**WHAT IS ASKED**
Return every entry exactly as written.

**RECORD EXCERPTS**
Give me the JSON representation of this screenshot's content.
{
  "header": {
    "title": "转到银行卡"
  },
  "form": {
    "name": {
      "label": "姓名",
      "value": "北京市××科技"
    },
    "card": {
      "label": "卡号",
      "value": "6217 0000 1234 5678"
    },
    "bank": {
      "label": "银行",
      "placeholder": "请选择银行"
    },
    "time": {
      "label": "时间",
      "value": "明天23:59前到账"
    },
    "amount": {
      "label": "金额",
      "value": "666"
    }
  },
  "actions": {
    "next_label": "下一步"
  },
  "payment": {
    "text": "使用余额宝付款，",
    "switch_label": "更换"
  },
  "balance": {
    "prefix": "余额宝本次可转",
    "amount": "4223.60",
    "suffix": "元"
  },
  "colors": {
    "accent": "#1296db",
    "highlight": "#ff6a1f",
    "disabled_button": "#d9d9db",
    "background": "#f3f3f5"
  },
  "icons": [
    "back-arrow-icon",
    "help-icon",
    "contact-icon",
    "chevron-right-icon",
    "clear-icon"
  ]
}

**COMPLETED TASK**
Give me the JSON representation of this screenshot's content.
{
  "header": {
    "title": "转到银行卡"
  },
  "form": {
    "name": {
      "label": "姓名",
      "value": "北京市××科技"
    },
    "card": {
      "label": "卡号",
      "value": "6217 0000 1234 5678"
    },
    "bank": {
      "label": "银行",
      "placeholder": "请选择银行"
    },
    "time": {
      "label": "时间",
      "value": "明天23:59前到账"
    },
    "amount": {
      "label": "金额",
      "value": "666"
    }
  },
  "actions": {
    "next_label": "下一步"
  },
  "payment": {
    "text": "使用余额宝付款，",
    "switch_label": "更换"
  },
  "balance": {
    "prefix": "余额宝本次可转",
    "amount": "4223.60",
    "suffix": "元"
  },
  "colors": {
    "accent": "#1296db",
    "highlight": "#ff6a1f",
    "disabled_button": "#d9d9db",
    "background": "#f3f3f5"
  },
  "icons": [
    "back-arrow-icon",
    "help-icon",
    "contact-icon",
    "chevron-right-icon",
    "clear-icon"
  ]
}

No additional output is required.